▸ PROBLEM DESCRIPTION
Can you restate the records below word for word?

(Stored data)
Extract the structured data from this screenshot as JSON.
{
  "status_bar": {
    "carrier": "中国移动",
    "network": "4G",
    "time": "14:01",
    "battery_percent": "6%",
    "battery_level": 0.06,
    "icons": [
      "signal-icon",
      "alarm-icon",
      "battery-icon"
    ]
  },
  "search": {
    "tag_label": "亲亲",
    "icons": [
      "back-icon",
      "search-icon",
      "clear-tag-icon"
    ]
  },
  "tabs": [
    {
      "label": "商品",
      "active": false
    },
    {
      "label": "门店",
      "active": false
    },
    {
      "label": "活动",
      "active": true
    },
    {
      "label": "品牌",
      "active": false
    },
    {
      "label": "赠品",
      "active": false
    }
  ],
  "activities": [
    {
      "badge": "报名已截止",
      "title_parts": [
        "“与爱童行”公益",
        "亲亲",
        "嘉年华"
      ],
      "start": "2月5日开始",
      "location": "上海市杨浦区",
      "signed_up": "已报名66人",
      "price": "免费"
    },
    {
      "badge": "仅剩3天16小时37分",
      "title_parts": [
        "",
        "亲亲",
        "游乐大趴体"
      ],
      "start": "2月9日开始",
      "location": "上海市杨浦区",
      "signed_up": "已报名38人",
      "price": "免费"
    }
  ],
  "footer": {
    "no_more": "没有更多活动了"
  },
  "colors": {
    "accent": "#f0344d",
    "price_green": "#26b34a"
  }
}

▸ SOLUTION TO THIS EXERCISE
Extract the structured data from this screenshot as JSON.
{
  "status_bar": {
    "carrier": "中国移动",
    "network": "4G",
    "time": "14:01",
    "battery_percent": "6%",
    "battery_level": 0.06,
    "icons": [
      "signal-icon",
      "alarm-icon",
      "battery-icon"
    ]
  },
  "search": {
    "tag_label": "亲亲",
    "icons": [
      "back-icon",
      "search-icon",
      "clear-tag-icon"
    ]
  },
  "tabs": [
    {
      "label": "商品",
      "active": false
    },
    {
      "label": "门店",
      "active": false
    },
    {
      "label": "活动",
      "active": true
    },
    {
      "label": "品牌",
      "active": false
    },
    {
      "label": "赠品",
      "active": false
    }
  ],
  "activities": [
    {
      "badge": "报名已截止",
      "title_parts": [
        "“与爱童行”公益",
        "亲亲",
        "嘉年华"
      ],
      "start": "2月5日开始",
      "location": "上海市杨浦区",
      "signed_up": "已报名66人",
      "price": "免费"
    },
    {
      "badge": "仅剩3天16小时37分",
      "title_parts": [
        "",
        "亲亲",
        "游乐大趴体"
      ],
      "start": "2月9日开始",
      "location": "上海市杨浦区",
      "signed_up": "已报名38人",
      "price": "免费"
    }
  ],
  "footer": {
    "no_more": "没有更多活动了"
  },
  "colors": {
    "accent": "#f0344d",
    "price_green": "#26b34a"
  }
}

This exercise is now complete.